======== Record set ========

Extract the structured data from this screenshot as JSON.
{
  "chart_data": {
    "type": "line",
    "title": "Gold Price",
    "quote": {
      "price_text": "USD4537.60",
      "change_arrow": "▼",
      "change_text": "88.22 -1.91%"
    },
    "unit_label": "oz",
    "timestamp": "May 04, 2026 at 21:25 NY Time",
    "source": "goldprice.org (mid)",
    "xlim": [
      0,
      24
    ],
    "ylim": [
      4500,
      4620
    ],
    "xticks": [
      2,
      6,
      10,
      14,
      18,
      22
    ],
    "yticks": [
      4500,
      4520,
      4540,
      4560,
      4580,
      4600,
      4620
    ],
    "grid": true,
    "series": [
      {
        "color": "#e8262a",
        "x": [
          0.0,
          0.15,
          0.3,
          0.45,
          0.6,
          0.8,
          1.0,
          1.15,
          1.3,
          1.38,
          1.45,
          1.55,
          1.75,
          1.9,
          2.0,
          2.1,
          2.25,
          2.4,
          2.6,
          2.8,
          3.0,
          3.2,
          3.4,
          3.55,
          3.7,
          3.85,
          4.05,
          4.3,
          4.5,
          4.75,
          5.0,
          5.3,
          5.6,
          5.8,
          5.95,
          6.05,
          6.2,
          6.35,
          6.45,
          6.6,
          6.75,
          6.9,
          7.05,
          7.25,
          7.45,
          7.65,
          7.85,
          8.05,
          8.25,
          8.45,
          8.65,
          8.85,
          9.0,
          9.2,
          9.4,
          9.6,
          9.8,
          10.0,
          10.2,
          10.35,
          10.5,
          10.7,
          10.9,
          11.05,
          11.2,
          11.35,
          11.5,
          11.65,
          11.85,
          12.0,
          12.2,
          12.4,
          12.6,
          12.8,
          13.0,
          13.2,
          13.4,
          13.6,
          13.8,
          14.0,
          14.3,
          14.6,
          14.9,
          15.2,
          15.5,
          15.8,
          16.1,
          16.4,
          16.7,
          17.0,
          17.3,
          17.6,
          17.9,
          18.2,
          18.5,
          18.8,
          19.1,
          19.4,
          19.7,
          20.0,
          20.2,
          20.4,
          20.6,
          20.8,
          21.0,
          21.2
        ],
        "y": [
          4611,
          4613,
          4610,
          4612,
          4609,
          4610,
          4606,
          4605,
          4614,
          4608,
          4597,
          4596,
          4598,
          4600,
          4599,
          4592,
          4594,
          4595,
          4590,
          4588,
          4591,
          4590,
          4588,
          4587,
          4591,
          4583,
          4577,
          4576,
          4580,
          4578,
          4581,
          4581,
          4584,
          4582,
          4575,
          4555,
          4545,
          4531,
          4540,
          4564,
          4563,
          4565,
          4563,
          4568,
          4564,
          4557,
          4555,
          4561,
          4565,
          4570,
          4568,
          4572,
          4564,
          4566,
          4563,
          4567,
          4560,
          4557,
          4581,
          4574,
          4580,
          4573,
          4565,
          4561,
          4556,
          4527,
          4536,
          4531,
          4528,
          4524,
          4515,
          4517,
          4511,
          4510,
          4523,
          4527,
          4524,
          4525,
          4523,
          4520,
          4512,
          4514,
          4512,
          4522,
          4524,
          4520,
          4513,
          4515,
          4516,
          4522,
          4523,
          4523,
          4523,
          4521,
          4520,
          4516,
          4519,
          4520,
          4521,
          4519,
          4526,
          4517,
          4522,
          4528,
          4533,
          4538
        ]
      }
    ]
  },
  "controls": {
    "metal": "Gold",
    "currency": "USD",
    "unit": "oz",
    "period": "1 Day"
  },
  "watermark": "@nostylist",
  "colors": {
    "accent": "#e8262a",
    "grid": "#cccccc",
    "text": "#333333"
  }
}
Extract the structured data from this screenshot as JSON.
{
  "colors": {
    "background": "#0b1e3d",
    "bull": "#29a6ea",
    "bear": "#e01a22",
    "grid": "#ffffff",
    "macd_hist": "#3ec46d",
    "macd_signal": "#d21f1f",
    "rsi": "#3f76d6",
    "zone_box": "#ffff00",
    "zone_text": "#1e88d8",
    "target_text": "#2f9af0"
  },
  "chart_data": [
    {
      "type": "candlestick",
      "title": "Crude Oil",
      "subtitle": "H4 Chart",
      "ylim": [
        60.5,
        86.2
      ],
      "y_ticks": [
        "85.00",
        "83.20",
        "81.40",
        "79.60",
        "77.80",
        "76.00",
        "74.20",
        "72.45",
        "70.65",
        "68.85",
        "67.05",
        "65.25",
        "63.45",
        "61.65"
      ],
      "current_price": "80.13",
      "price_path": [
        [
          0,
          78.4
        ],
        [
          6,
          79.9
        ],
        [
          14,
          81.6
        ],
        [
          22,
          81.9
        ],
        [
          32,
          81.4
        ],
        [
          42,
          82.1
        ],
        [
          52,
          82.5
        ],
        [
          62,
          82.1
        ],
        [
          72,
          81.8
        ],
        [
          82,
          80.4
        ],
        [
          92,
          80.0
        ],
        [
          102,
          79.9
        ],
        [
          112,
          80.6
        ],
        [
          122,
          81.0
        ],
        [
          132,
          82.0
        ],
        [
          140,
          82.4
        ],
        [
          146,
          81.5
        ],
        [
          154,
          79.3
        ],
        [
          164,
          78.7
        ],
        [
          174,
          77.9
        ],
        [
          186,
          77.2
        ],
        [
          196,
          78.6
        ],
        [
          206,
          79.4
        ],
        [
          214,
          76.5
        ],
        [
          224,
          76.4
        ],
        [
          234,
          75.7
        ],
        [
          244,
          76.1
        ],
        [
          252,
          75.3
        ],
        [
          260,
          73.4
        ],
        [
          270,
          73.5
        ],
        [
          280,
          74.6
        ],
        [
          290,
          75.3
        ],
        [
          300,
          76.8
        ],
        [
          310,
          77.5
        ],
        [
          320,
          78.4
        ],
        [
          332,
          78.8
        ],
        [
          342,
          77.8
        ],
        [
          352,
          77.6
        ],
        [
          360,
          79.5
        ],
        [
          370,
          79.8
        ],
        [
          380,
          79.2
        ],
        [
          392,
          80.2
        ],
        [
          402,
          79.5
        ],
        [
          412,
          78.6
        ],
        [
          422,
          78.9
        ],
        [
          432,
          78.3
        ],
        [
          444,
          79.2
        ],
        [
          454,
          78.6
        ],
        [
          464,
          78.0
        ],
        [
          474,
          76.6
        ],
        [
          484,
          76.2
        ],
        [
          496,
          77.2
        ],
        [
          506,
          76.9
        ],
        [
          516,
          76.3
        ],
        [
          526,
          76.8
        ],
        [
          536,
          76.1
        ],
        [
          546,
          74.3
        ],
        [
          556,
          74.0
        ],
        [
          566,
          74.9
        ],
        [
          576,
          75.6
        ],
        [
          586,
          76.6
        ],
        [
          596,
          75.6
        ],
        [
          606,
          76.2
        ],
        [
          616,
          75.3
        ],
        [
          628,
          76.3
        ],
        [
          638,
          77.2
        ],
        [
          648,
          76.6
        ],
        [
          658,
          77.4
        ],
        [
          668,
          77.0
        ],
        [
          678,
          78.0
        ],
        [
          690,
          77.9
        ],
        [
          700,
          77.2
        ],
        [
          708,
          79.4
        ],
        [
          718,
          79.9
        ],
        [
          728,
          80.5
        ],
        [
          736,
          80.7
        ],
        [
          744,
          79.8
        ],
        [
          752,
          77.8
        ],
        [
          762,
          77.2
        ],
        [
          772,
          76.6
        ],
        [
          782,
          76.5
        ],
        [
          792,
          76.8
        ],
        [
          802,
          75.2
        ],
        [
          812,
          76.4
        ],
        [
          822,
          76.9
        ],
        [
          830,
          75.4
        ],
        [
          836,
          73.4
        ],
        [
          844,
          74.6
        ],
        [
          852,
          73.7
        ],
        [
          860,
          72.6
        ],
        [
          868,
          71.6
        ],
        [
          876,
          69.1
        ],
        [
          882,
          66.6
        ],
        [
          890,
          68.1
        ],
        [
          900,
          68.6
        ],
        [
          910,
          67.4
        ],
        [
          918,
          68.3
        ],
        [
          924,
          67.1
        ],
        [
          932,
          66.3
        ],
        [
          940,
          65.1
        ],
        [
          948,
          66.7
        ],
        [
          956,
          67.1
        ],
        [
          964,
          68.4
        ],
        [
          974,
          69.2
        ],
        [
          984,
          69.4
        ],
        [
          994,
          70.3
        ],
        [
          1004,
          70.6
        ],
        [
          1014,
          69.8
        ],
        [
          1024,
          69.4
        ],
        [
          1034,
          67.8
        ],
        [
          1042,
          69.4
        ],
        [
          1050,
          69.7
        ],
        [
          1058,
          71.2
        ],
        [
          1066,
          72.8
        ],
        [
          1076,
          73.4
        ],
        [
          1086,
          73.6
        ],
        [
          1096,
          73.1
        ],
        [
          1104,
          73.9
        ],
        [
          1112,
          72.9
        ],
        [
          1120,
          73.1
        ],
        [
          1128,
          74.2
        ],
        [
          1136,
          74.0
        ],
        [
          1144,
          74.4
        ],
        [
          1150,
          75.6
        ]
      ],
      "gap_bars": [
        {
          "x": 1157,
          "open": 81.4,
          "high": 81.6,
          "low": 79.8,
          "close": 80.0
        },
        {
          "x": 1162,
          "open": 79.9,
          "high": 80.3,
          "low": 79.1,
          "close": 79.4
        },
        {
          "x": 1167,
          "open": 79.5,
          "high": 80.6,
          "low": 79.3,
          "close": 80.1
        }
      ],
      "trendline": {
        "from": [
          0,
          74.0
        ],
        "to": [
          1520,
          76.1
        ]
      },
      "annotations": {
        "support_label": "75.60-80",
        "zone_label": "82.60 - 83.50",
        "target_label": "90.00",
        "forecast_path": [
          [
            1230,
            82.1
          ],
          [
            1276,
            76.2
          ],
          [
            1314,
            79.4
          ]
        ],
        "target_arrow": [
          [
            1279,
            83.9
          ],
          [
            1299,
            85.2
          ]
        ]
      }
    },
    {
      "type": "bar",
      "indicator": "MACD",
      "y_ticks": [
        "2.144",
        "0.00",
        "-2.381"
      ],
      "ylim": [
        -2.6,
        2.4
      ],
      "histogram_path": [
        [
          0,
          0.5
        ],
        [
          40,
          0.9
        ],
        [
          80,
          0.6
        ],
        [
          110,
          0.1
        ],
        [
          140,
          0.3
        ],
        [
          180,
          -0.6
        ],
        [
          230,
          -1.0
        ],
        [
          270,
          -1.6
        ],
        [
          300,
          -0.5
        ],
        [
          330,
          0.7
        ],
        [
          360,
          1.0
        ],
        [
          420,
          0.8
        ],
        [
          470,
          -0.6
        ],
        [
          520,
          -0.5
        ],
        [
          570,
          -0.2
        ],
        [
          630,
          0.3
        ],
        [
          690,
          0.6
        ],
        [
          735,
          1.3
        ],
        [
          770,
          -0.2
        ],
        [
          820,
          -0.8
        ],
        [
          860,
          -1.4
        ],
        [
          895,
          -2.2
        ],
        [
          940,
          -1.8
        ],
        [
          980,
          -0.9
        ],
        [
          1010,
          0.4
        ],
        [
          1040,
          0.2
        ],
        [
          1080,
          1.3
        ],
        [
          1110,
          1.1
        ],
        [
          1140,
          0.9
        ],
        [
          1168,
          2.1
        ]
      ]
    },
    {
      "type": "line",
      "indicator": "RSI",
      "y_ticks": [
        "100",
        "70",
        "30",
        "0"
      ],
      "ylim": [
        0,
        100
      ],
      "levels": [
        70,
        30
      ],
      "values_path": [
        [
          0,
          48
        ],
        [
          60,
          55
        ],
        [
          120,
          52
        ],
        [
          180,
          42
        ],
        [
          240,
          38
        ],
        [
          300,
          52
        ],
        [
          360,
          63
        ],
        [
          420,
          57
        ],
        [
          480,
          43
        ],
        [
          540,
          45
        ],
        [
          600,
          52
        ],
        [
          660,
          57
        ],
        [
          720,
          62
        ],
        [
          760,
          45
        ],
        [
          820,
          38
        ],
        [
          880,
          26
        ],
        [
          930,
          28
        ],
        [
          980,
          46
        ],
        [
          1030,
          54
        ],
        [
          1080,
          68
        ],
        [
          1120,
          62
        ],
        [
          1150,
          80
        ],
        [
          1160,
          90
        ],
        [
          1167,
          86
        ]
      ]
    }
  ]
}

========

_Request_: Which lines hold the word "type"? Return all of them from the records above.

_Solution to this exercise_:
    "type": "line",
      "type": "candlestick",
      "type": "bar",
      "type": "line",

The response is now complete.